_Task to carry out_. Write out exactly the lines running from the line that includes "Transcribe this image's" to the end of the data, both ends included, and nothing besides.

_Extracted information_.
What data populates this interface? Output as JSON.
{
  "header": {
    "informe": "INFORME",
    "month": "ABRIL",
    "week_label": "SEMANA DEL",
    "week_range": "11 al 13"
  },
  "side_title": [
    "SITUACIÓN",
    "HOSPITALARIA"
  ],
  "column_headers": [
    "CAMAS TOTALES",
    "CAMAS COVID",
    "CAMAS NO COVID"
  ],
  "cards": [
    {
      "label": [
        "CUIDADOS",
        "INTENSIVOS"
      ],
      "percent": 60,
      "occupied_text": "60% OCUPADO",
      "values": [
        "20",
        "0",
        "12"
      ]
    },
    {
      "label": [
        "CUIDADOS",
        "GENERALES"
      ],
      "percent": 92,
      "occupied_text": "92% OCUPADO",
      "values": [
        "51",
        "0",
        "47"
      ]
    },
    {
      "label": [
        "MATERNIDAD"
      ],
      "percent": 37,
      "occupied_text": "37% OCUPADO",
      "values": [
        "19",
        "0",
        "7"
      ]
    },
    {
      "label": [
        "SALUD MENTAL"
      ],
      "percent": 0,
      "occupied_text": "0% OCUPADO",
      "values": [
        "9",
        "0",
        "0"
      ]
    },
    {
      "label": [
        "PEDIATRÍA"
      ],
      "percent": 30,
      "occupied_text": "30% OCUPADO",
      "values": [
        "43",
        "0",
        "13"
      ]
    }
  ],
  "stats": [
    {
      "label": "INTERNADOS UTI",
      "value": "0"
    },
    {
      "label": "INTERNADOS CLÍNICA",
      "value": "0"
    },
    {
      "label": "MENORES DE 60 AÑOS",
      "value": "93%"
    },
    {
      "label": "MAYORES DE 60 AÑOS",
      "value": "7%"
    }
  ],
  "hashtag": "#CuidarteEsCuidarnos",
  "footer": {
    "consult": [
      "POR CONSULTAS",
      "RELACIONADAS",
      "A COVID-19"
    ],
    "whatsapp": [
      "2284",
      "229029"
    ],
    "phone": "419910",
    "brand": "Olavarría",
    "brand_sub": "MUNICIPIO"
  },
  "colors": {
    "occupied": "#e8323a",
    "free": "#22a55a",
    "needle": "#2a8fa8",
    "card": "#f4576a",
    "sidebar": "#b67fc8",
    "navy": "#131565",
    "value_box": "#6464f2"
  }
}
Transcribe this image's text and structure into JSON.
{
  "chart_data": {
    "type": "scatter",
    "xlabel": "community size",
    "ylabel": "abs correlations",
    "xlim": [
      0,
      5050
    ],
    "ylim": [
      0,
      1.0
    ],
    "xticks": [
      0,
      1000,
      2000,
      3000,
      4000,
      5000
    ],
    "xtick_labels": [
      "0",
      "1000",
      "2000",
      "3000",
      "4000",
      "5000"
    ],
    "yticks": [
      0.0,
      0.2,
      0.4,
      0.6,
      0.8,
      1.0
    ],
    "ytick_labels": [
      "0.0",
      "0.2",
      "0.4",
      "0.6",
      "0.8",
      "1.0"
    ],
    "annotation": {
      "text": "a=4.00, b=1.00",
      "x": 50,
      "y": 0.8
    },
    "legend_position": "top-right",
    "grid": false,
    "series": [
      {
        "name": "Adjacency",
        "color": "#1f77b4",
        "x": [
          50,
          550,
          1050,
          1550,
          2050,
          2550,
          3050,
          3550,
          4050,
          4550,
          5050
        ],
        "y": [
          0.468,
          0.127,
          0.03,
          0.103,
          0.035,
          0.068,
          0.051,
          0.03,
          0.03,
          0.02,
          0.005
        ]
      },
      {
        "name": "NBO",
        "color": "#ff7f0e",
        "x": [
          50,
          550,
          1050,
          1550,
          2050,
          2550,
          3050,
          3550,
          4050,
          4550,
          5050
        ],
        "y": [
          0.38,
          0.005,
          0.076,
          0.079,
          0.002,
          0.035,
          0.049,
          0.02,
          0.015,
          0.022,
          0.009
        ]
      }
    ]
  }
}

_Written answer_.
Transcribe this image's text and structure into JSON.
{
  "chart_data": {
    "type": "scatter",
    "xlabel": "community size",
    "ylabel": "abs correlations",
    "xlim": [
      0,
      5050
    ],
    "ylim": [
      0,
      1.0
    ],
    "xticks": [
      0,
      1000,
      2000,
      3000,
      4000,
      5000
    ],
    "xtick_labels": [
      "0",
      "1000",
      "2000",
      "3000",
      "4000",
      "5000"
    ],
    "yticks": [
      0.0,
      0.2,
      0.4,
      0.6,
      0.8,
      1.0
    ],
    "ytick_labels": [
      "0.0",
      "0.2",
      "0.4",
      "0.6",
      "0.8",
      "1.0"
    ],
    "annotation": {
      "text": "a=4.00, b=1.00",
      "x": 50,
      "y": 0.8
    },
    "legend_position": "top-right",
    "grid": false,
    "series": [
      {
        "name": "Adjacency",
        "color": "#1f77b4",
        "x": [
          50,
          550,
          1050,
          1550,
          2050,
          2550,
          3050,
          3550,
          4050,
          4550,
          5050
        ],
        "y": [
          0.468,
          0.127,
          0.03,
          0.103,
          0.035,
          0.068,
          0.051,
          0.03,
          0.03,
          0.02,
          0.005
        ]
      },
      {
        "name": "NBO",
        "color": "#ff7f0e",
        "x": [
          50,
          550,
          1050,
          1550,
          2050,
          2550,
          3050,
          3550,
          4050,
          4550,
          5050
        ],
        "y": [
          0.38,
          0.005,
          0.076,
          0.079,
          0.002,
          0.035,
          0.049,
          0.02,
          0.015,
          0.022,
          0.009
        ]
      }
    ]
  }
}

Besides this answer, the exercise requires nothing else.